**GOAL:** Copy out the material below word for word, from its opening line through the line containing "value-label: 22: [512, 653, 532, 672]", with both of those lines included.

**Region boundary data:**
◇ ◇ ◇

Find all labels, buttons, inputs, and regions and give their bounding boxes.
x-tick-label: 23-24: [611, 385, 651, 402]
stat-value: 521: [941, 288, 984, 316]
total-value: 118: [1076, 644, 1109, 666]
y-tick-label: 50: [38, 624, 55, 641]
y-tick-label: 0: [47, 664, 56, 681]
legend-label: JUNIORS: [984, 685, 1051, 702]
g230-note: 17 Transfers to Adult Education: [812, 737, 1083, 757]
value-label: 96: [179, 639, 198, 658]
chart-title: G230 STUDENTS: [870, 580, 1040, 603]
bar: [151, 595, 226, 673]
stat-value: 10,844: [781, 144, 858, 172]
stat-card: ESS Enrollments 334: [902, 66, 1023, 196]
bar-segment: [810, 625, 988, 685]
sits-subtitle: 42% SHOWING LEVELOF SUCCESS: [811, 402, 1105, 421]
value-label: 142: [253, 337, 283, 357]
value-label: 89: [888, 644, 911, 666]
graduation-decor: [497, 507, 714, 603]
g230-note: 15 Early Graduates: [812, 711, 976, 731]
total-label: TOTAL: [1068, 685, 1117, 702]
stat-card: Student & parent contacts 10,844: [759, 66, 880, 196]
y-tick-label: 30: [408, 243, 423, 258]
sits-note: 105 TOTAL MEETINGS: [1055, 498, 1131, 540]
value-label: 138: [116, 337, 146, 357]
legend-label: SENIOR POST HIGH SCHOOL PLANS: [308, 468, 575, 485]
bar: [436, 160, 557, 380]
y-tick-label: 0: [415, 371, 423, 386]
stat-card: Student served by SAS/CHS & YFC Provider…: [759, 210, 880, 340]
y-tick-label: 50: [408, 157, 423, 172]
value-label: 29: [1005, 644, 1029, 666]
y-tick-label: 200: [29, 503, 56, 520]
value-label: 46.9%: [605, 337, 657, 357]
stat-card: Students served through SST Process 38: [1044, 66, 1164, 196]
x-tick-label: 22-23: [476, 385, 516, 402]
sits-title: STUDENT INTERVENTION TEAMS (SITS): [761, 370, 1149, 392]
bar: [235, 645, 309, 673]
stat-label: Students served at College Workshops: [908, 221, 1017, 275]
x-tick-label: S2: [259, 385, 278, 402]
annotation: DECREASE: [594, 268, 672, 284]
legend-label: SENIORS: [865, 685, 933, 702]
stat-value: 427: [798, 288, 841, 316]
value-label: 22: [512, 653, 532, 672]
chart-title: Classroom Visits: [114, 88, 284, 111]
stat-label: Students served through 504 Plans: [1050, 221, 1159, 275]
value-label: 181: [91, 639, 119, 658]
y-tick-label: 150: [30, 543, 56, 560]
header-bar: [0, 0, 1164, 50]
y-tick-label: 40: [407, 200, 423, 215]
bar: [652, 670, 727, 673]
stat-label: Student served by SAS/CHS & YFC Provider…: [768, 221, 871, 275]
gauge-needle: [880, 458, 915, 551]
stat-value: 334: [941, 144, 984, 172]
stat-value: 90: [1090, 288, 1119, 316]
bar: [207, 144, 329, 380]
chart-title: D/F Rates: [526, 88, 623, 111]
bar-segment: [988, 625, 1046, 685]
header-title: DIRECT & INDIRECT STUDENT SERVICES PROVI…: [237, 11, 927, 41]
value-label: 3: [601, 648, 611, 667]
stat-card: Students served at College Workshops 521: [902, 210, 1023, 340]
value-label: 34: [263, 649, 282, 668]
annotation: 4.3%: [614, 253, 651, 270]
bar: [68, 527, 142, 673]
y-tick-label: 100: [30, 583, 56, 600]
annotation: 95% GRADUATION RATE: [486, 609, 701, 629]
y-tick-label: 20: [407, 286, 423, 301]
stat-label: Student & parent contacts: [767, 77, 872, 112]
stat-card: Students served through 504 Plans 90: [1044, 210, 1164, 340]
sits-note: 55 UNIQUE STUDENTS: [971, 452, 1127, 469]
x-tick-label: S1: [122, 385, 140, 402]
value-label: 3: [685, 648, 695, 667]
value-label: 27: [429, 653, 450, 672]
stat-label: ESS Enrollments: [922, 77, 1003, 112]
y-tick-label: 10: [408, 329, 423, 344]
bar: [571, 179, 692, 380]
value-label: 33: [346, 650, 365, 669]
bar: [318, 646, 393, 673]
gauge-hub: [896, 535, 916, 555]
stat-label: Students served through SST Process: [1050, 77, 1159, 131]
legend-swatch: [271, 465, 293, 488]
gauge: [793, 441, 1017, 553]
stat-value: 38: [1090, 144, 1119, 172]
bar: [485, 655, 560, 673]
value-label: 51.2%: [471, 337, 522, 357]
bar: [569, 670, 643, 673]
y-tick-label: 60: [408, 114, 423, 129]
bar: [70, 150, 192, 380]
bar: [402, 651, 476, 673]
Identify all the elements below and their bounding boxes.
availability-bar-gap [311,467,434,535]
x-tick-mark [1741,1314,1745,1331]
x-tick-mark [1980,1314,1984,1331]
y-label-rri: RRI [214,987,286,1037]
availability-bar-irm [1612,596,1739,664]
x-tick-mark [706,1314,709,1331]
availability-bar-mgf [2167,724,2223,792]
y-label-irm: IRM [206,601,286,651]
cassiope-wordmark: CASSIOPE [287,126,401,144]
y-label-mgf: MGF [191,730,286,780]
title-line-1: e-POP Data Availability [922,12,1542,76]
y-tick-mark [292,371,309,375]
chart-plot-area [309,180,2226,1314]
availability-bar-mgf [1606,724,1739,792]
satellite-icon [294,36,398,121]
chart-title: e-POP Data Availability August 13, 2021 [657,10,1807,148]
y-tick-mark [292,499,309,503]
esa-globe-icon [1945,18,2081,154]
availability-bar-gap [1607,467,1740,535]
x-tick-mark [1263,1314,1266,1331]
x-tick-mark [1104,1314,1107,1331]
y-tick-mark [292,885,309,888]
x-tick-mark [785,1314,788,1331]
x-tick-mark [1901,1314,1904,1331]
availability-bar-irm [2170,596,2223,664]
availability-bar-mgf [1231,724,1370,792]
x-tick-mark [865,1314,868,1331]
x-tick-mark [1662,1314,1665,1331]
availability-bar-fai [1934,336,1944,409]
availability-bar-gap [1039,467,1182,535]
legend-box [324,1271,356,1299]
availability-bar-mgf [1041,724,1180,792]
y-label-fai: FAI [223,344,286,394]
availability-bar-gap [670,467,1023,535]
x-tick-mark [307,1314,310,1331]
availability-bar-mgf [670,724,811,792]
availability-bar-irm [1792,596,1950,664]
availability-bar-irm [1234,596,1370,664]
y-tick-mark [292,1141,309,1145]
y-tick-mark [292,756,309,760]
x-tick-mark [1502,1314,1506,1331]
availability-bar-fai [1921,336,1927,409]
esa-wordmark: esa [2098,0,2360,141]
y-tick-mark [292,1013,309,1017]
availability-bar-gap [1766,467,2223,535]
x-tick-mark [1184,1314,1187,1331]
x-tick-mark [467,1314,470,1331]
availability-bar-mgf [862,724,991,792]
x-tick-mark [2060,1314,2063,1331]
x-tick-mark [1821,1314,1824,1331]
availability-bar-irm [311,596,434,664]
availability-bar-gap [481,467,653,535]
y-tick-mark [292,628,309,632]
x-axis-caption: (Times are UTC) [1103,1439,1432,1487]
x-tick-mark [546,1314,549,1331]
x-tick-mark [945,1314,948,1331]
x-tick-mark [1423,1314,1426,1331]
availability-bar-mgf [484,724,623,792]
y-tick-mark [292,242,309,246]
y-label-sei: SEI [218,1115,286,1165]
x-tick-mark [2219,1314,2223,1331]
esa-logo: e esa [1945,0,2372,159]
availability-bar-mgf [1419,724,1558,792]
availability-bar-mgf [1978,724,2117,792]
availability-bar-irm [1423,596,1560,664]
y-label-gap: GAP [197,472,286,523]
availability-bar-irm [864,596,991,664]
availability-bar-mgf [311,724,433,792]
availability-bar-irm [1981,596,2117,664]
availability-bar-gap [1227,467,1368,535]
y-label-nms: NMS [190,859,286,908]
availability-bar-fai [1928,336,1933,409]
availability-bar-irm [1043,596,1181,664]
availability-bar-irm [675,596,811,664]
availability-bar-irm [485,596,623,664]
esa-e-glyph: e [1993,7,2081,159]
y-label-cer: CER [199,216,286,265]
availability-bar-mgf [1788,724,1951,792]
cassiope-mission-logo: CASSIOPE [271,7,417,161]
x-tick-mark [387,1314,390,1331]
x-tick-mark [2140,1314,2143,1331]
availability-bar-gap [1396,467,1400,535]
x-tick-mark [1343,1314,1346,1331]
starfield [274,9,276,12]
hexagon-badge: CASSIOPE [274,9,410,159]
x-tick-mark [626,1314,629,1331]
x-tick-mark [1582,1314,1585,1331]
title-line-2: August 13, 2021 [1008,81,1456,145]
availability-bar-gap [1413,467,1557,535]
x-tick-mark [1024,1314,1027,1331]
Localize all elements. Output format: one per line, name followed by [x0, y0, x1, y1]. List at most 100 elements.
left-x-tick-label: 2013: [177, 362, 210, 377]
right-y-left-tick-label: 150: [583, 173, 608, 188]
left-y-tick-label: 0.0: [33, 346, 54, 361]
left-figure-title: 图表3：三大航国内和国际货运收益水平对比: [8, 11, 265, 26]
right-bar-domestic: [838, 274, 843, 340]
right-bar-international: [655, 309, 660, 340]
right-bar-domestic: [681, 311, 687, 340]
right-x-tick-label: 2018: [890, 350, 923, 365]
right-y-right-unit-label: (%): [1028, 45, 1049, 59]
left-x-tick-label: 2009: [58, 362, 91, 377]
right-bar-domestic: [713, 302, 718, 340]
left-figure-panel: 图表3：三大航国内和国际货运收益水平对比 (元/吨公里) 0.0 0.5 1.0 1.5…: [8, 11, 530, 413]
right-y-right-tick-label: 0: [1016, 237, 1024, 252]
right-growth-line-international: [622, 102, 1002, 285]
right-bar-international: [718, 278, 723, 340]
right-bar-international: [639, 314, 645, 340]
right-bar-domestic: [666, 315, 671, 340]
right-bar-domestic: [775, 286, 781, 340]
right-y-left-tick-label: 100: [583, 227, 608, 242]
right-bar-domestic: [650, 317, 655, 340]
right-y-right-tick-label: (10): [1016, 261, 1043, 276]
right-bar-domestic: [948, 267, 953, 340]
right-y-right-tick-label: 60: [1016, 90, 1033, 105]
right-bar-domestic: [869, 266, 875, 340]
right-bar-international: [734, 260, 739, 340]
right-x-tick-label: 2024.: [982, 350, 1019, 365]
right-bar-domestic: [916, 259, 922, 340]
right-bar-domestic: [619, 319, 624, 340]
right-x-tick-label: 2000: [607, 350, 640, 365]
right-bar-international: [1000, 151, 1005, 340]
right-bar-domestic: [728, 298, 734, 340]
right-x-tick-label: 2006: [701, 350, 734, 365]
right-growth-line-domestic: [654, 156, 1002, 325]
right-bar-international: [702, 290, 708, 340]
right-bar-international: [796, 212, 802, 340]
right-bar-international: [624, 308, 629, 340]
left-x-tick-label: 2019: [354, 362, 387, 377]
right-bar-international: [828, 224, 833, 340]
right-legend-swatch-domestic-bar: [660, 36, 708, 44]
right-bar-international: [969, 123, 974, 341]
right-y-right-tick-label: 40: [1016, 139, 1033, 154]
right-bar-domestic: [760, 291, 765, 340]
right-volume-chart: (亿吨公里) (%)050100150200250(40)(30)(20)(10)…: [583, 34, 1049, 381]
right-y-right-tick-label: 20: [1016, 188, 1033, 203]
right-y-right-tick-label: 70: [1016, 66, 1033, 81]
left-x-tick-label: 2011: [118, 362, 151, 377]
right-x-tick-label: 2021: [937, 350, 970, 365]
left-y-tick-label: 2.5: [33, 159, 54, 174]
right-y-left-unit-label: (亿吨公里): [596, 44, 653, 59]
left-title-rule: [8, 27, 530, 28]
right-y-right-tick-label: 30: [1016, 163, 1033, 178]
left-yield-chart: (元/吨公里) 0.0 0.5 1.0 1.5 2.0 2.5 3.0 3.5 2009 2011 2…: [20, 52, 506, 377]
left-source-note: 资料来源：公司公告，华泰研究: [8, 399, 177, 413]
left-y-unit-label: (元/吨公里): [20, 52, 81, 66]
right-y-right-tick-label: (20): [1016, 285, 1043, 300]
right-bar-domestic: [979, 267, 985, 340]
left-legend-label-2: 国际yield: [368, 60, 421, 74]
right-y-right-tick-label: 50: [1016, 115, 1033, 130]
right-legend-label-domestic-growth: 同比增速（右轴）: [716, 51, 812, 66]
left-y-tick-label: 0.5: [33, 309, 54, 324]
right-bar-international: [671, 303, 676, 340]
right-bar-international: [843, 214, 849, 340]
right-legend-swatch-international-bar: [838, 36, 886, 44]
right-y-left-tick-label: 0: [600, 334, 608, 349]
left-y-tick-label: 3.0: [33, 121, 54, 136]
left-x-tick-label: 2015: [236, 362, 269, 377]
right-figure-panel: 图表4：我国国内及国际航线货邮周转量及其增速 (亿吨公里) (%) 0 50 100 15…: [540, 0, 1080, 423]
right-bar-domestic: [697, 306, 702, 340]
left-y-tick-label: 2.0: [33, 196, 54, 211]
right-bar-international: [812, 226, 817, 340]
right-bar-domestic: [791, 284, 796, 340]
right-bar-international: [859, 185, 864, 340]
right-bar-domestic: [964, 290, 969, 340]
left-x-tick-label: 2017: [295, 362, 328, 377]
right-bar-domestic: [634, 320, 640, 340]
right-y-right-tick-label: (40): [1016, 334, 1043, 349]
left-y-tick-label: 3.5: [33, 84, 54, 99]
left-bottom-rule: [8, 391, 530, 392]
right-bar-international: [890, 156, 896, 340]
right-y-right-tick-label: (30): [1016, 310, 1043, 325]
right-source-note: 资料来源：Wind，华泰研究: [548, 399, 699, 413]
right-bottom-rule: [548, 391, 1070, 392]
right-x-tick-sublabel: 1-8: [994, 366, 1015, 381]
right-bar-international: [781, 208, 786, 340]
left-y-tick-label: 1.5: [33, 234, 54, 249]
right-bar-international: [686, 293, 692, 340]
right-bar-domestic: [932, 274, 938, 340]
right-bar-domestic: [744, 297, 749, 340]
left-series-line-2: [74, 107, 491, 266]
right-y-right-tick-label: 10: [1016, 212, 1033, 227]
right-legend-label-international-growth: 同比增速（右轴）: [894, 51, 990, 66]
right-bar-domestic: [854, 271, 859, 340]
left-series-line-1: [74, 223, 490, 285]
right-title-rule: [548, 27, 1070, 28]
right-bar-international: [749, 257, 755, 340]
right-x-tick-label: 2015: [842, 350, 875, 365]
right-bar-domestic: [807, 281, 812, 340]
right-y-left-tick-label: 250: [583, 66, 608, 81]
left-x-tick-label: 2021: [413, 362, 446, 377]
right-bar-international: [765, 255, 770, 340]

◇ ◇ ◇

**FULL SOLUTION:**
Find all labels, buttons, inputs, and regions and give their bounding boxes.
x-tick-label: 23-24: [611, 385, 651, 402]
stat-value: 521: [941, 288, 984, 316]
total-value: 118: [1076, 644, 1109, 666]
y-tick-label: 50: [38, 624, 55, 641]
y-tick-label: 0: [47, 664, 56, 681]
legend-label: JUNIORS: [984, 685, 1051, 702]
g230-note: 17 Transfers to Adult Education: [812, 737, 1083, 757]
value-label: 96: [179, 639, 198, 658]
chart-title: G230 STUDENTS: [870, 580, 1040, 603]
bar: [151, 595, 226, 673]
stat-value: 10,844: [781, 144, 858, 172]
stat-card: ESS Enrollments 334: [902, 66, 1023, 196]
bar-segment: [810, 625, 988, 685]
sits-subtitle: 42% SHOWING LEVELOF SUCCESS: [811, 402, 1105, 421]
value-label: 142: [253, 337, 283, 357]
value-label: 89: [888, 644, 911, 666]
graduation-decor: [497, 507, 714, 603]
g230-note: 15 Early Graduates: [812, 711, 976, 731]
total-label: TOTAL: [1068, 685, 1117, 702]
stat-card: Student & parent contacts 10,844: [759, 66, 880, 196]
y-tick-label: 30: [408, 243, 423, 258]
sits-note: 105 TOTAL MEETINGS: [1055, 498, 1131, 540]
value-label: 138: [116, 337, 146, 357]
legend-label: SENIOR POST HIGH SCHOOL PLANS: [308, 468, 575, 485]
bar: [436, 160, 557, 380]
y-tick-label: 0: [415, 371, 423, 386]
stat-card: Student served by SAS/CHS & YFC Provider…: [759, 210, 880, 340]
y-tick-label: 50: [408, 157, 423, 172]
value-label: 29: [1005, 644, 1029, 666]
y-tick-label: 200: [29, 503, 56, 520]
value-label: 46.9%: [605, 337, 657, 357]
stat-card: Students served through SST Process 38: [1044, 66, 1164, 196]
x-tick-label: 22-23: [476, 385, 516, 402]
sits-title: STUDENT INTERVENTION TEAMS (SITS): [761, 370, 1149, 392]
bar: [235, 645, 309, 673]
stat-label: Students served at College Workshops: [908, 221, 1017, 275]
x-tick-label: S2: [259, 385, 278, 402]
annotation: DECREASE: [594, 268, 672, 284]
legend-label: SENIORS: [865, 685, 933, 702]
stat-value: 427: [798, 288, 841, 316]
value-label: 22: [512, 653, 532, 672]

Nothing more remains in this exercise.